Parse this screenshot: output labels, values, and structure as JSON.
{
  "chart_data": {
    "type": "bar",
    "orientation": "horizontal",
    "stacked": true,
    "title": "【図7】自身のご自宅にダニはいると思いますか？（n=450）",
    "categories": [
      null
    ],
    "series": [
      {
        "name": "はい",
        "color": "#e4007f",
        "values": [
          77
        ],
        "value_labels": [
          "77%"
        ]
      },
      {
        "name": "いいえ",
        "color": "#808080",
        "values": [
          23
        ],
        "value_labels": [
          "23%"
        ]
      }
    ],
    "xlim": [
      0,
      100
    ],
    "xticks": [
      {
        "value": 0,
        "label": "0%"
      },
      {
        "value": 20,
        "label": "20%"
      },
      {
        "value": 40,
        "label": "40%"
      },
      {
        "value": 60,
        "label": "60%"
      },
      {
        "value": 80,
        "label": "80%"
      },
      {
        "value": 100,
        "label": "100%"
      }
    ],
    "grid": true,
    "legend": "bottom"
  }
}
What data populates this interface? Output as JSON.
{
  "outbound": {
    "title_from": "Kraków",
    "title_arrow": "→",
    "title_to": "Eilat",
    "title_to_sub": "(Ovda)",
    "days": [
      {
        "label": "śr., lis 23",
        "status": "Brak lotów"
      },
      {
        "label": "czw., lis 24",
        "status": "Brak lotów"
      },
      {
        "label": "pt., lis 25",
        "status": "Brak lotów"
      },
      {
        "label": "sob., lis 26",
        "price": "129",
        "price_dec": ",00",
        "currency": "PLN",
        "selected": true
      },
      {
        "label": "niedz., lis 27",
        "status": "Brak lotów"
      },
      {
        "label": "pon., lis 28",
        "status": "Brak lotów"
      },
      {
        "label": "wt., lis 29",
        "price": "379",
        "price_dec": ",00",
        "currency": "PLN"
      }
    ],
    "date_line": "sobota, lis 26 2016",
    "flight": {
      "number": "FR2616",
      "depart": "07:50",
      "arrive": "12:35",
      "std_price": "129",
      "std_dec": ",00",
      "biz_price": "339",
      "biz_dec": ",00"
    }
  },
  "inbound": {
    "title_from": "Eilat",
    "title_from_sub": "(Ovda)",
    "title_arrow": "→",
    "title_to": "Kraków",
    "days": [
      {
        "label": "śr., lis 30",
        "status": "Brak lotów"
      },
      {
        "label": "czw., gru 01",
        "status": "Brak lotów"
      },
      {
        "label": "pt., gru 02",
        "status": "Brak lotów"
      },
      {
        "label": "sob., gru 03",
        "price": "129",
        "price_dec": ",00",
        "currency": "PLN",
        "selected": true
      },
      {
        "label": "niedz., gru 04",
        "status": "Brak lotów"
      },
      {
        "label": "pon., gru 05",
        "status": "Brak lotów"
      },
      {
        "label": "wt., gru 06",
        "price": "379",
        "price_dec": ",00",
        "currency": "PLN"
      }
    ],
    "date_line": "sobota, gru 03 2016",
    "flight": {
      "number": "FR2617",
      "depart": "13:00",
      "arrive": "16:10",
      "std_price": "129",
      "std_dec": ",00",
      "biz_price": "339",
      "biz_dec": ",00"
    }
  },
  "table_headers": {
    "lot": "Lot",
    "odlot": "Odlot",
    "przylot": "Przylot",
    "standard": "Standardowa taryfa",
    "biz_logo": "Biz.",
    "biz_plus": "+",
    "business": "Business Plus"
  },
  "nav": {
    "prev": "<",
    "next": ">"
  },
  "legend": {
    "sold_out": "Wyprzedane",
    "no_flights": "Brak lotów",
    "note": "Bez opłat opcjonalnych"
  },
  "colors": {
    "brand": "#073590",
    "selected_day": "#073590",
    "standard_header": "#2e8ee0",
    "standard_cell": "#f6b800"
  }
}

*-*-*

• _THE REQUEST_: Using the data above, return each line exactly as written.

• _SOLUTION TO THIS EXERCISE_:
Parse this screenshot: output labels, values, and structure as JSON.
{
  "chart_data": {
    "type": "bar",
    "orientation": "horizontal",
    "stacked": true,
    "title": "【図7】自身のご自宅にダニはいると思いますか？（n=450）",
    "categories": [
      null
    ],
    "series": [
      {
        "name": "はい",
        "color": "#e4007f",
        "values": [
          77
        ],
        "value_labels": [
          "77%"
        ]
      },
      {
        "name": "いいえ",
        "color": "#808080",
        "values": [
          23
        ],
        "value_labels": [
          "23%"
        ]
      }
    ],
    "xlim": [
      0,
      100
    ],
    "xticks": [
      {
        "value": 0,
        "label": "0%"
      },
      {
        "value": 20,
        "label": "20%"
      },
      {
        "value": 40,
        "label": "40%"
      },
      {
        "value": 60,
        "label": "60%"
      },
      {
        "value": 80,
        "label": "80%"
      },
      {
        "value": 100,
        "label": "100%"
      }
    ],
    "grid": true,
    "legend": "bottom"
  }
}
What data populates this interface? Output as JSON.
{
  "outbound": {
    "title_from": "Kraków",
    "title_arrow": "→",
    "title_to": "Eilat",
    "title_to_sub": "(Ovda)",
    "days": [
      {
        "label": "śr., lis 23",
        "status": "Brak lotów"
      },
      {
        "label": "czw., lis 24",
        "status": "Brak lotów"
      },
      {
        "label": "pt., lis 25",
        "status": "Brak lotów"
      },
      {
        "label": "sob., lis 26",
        "price": "129",
        "price_dec": ",00",
        "currency": "PLN",
        "selected": true
      },
      {
        "label": "niedz., lis 27",
        "status": "Brak lotów"
      },
      {
        "label": "pon., lis 28",
        "status": "Brak lotów"
      },
      {
        "label": "wt., lis 29",
        "price": "379",
        "price_dec": ",00",
        "currency": "PLN"
      }
    ],
    "date_line": "sobota, lis 26 2016",
    "flight": {
      "number": "FR2616",
      "depart": "07:50",
      "arrive": "12:35",
      "std_price": "129",
      "std_dec": ",00",
      "biz_price": "339",
      "biz_dec": ",00"
    }
  },
  "inbound": {
    "title_from": "Eilat",
    "title_from_sub": "(Ovda)",
    "title_arrow": "→",
    "title_to": "Kraków",
    "days": [
      {
        "label": "śr., lis 30",
        "status": "Brak lotów"
      },
      {
        "label": "czw., gru 01",
        "status": "Brak lotów"
      },
      {
        "label": "pt., gru 02",
        "status": "Brak lotów"
      },
      {
        "label": "sob., gru 03",
        "price": "129",
        "price_dec": ",00",
        "currency": "PLN",
        "selected": true
      },
      {
        "label": "niedz., gru 04",
        "status": "Brak lotów"
      },
      {
        "label": "pon., gru 05",
        "status": "Brak lotów"
      },
      {
        "label": "wt., gru 06",
        "price": "379",
        "price_dec": ",00",
        "currency": "PLN"
      }
    ],
    "date_line": "sobota, gru 03 2016",
    "flight": {
      "number": "FR2617",
      "depart": "13:00",
      "arrive": "16:10",
      "std_price": "129",
      "std_dec": ",00",
      "biz_price": "339",
      "biz_dec": ",00"
    }
  },
  "table_headers": {
    "lot": "Lot",
    "odlot": "Odlot",
    "przylot": "Przylot",
    "standard": "Standardowa taryfa",
    "biz_logo": "Biz.",
    "biz_plus": "+",
    "business": "Business Plus"
  },
  "nav": {
    "prev": "<",
    "next": ">"
  },
  "legend": {
    "sold_out": "Wyprzedane",
    "no_flights": "Brak lotów",
    "note": "Bez opłat opcjonalnych"
  },
  "colors": {
    "brand": "#073590",
    "selected_day": "#073590",
    "standard_header": "#2e8ee0",
    "standard_cell": "#f6b800"
  }
}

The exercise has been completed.